● The exercise: Quote the records that follow in full and exactly; leave out the pictures.

· · ·

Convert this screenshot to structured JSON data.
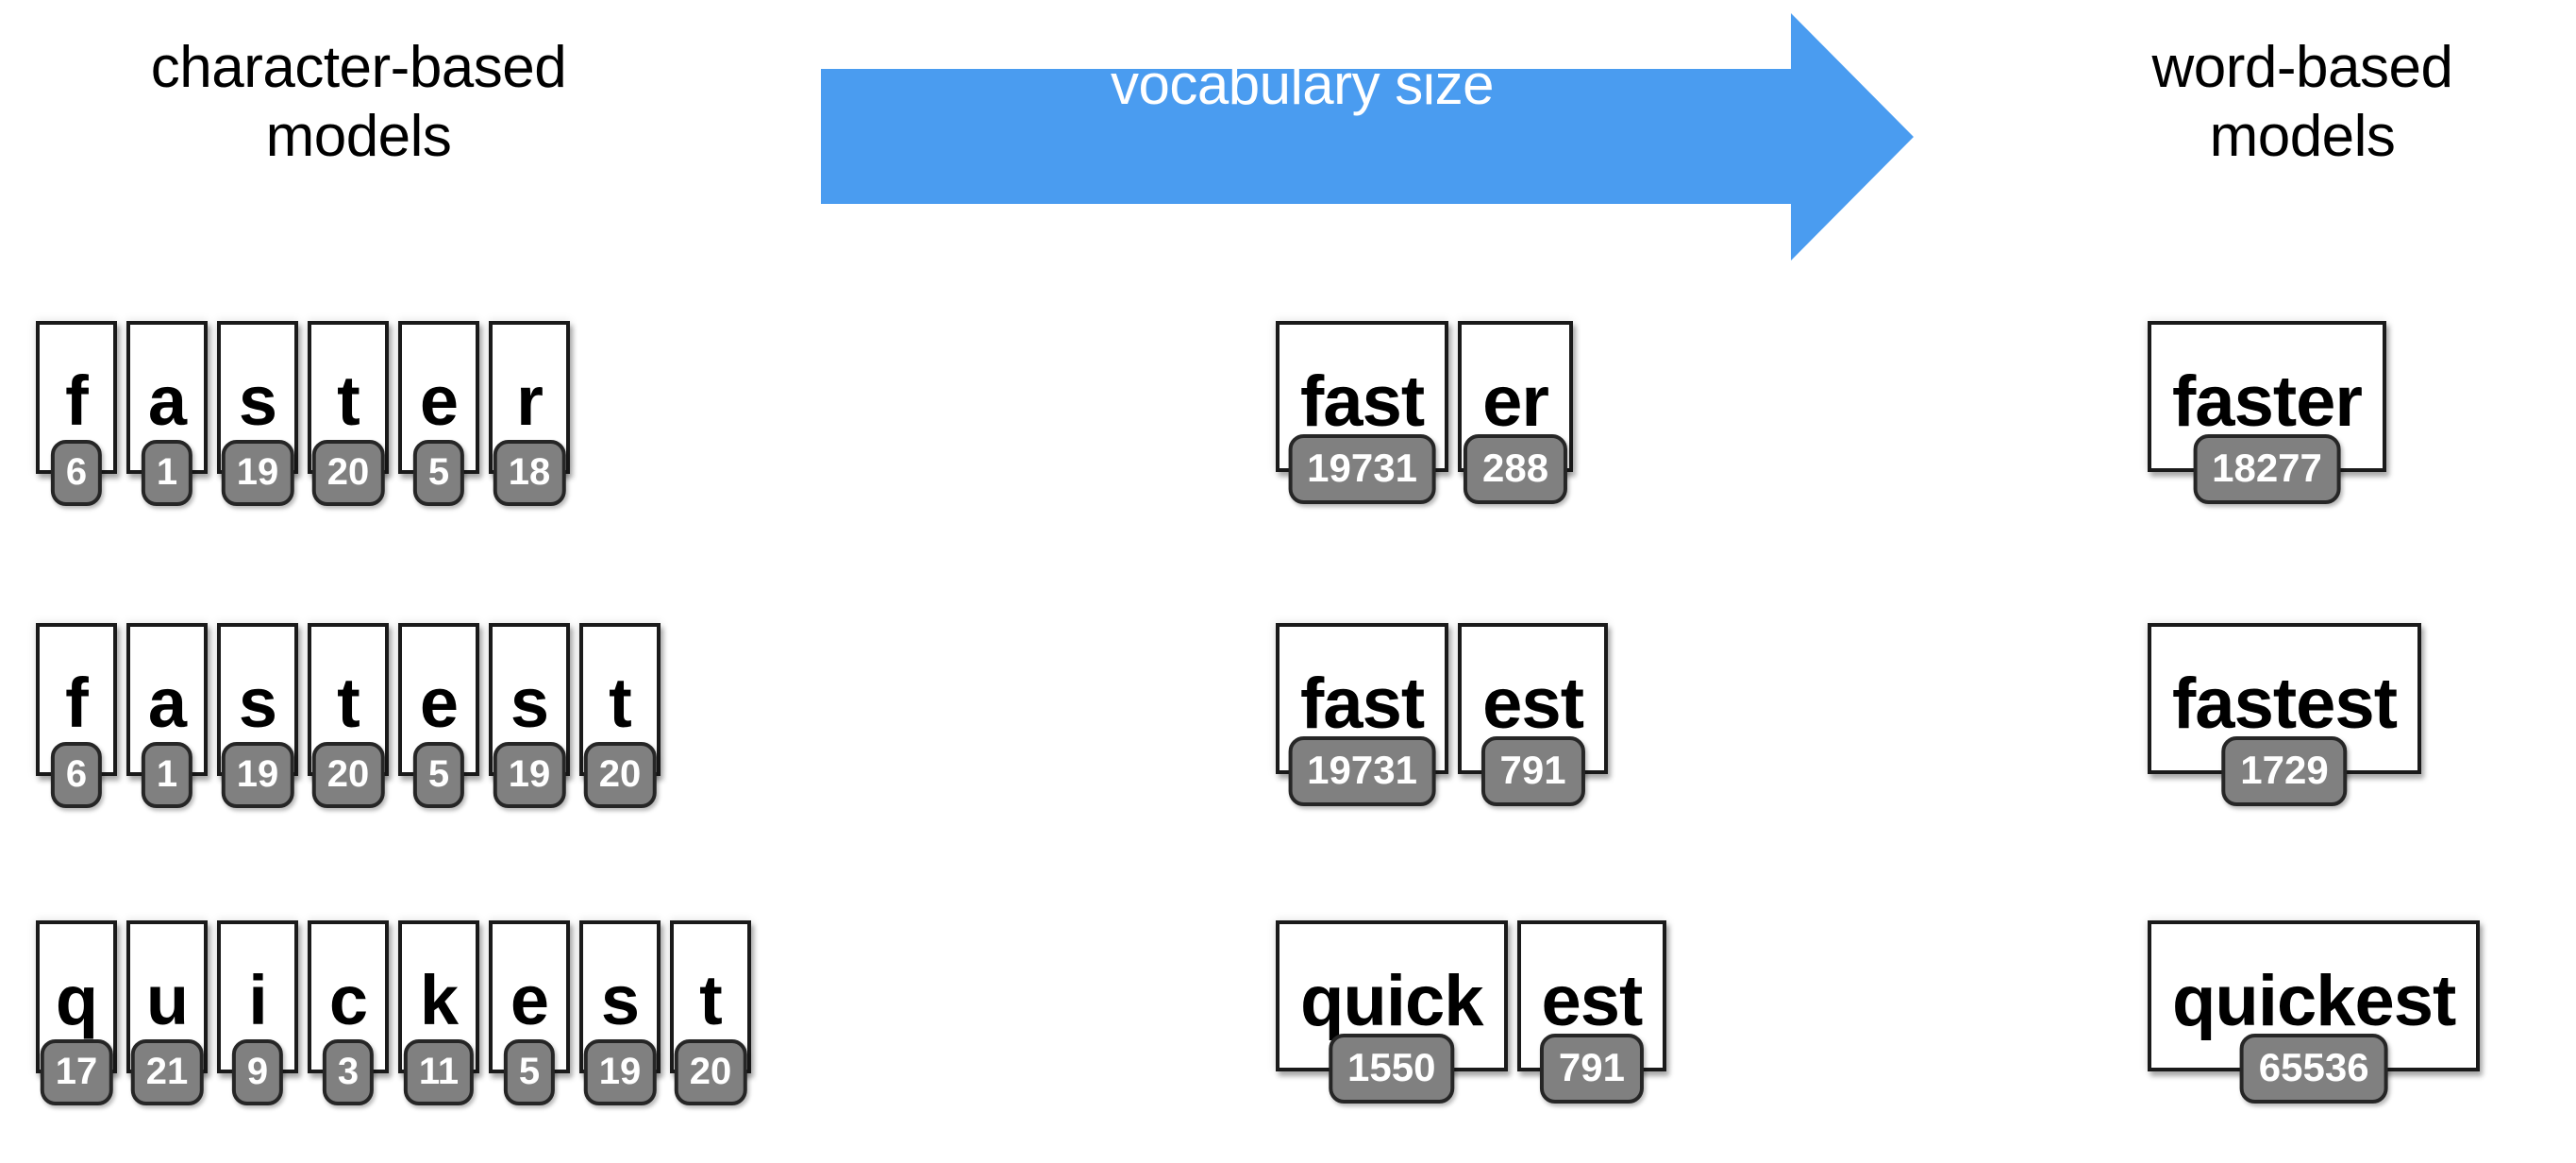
{
  "headings": {
    "left": "character-based\nmodels",
    "right": "word-based\nmodels"
  },
  "arrow": {
    "label": "vocabulary size",
    "color": "#4a9cf0",
    "direction": "right"
  },
  "colors": {
    "tile_border": "#1a1a1a",
    "tile_fill": "#ffffff",
    "badge_fill": "#808080",
    "badge_border": "#262626",
    "badge_text": "#ffffff",
    "text": "#000000",
    "background": "#ffffff"
  },
  "rows": [
    {
      "word": "faster",
      "characters": [
        {
          "label": "f",
          "id": "6"
        },
        {
          "label": "a",
          "id": "1"
        },
        {
          "label": "s",
          "id": "19"
        },
        {
          "label": "t",
          "id": "20"
        },
        {
          "label": "e",
          "id": "5"
        },
        {
          "label": "r",
          "id": "18"
        }
      ],
      "subwords": [
        {
          "label": "fast",
          "id": "19731"
        },
        {
          "label": "er",
          "id": "288"
        }
      ],
      "words": [
        {
          "label": "faster",
          "id": "18277"
        }
      ]
    },
    {
      "word": "fastest",
      "characters": [
        {
          "label": "f",
          "id": "6"
        },
        {
          "label": "a",
          "id": "1"
        },
        {
          "label": "s",
          "id": "19"
        },
        {
          "label": "t",
          "id": "20"
        },
        {
          "label": "e",
          "id": "5"
        },
        {
          "label": "s",
          "id": "19"
        },
        {
          "label": "t",
          "id": "20"
        }
      ],
      "subwords": [
        {
          "label": "fast",
          "id": "19731"
        },
        {
          "label": "est",
          "id": "791"
        }
      ],
      "words": [
        {
          "label": "fastest",
          "id": "1729"
        }
      ]
    },
    {
      "word": "quickest",
      "characters": [
        {
          "label": "q",
          "id": "17"
        },
        {
          "label": "u",
          "id": "21"
        },
        {
          "label": "i",
          "id": "9"
        },
        {
          "label": "c",
          "id": "3"
        },
        {
          "label": "k",
          "id": "11"
        },
        {
          "label": "e",
          "id": "5"
        },
        {
          "label": "s",
          "id": "19"
        },
        {
          "label": "t",
          "id": "20"
        }
      ],
      "subwords": [
        {
          "label": "quick",
          "id": "1550"
        },
        {
          "label": "est",
          "id": "791"
        }
      ],
      "words": [
        {
          "label": "quickest",
          "id": "65536"
        }
      ]
    }
  ]
}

· · ·

● Task response:
Convert this screenshot to structured JSON data.
{
  "headings": {
    "left": "character-based\nmodels",
    "right": "word-based\nmodels"
  },
  "arrow": {
    "label": "vocabulary size",
    "color": "#4a9cf0",
    "direction": "right"
  },
  "colors": {
    "tile_border": "#1a1a1a",
    "tile_fill": "#ffffff",
    "badge_fill": "#808080",
    "badge_border": "#262626",
    "badge_text": "#ffffff",
    "text": "#000000",
    "background": "#ffffff"
  },
  "rows": [
    {
      "word": "faster",
      "characters": [
        {
          "label": "f",
          "id": "6"
        },
        {
          "label": "a",
          "id": "1"
        },
        {
          "label": "s",
          "id": "19"
        },
        {
          "label": "t",
          "id": "20"
        },
        {
          "label": "e",
          "id": "5"
        },
        {
          "label": "r",
          "id": "18"
        }
      ],
      "subwords": [
        {
          "label": "fast",
          "id": "19731"
        },
        {
          "label": "er",
          "id": "288"
        }
      ],
      "words": [
        {
          "label": "faster",
          "id": "18277"
        }
      ]
    },
    {
      "word": "fastest",
      "characters": [
        {
          "label": "f",
          "id": "6"
        },
        {
          "label": "a",
          "id": "1"
        },
        {
          "label": "s",
          "id": "19"
        },
        {
          "label": "t",
          "id": "20"
        },
        {
          "label": "e",
          "id": "5"
        },
        {
          "label": "s",
          "id": "19"
        },
        {
          "label": "t",
          "id": "20"
        }
      ],
      "subwords": [
        {
          "label": "fast",
          "id": "19731"
        },
        {
          "label": "est",
          "id": "791"
        }
      ],
      "words": [
        {
          "label": "fastest",
          "id": "1729"
        }
      ]
    },
    {
      "word": "quickest",
      "characters": [
        {
          "label": "q",
          "id": "17"
        },
        {
          "label": "u",
          "id": "21"
        },
        {
          "label": "i",
          "id": "9"
        },
        {
          "label": "c",
          "id": "3"
        },
        {
          "label": "k",
          "id": "11"
        },
        {
          "label": "e",
          "id": "5"
        },
        {
          "label": "s",
          "id": "19"
        },
        {
          "label": "t",
          "id": "20"
        }
      ],
      "subwords": [
        {
          "label": "quick",
          "id": "1550"
        },
        {
          "label": "est",
          "id": "791"
        }
      ],
      "words": [
        {
          "label": "quickest",
          "id": "65536"
        }
      ]
    }
  ]
}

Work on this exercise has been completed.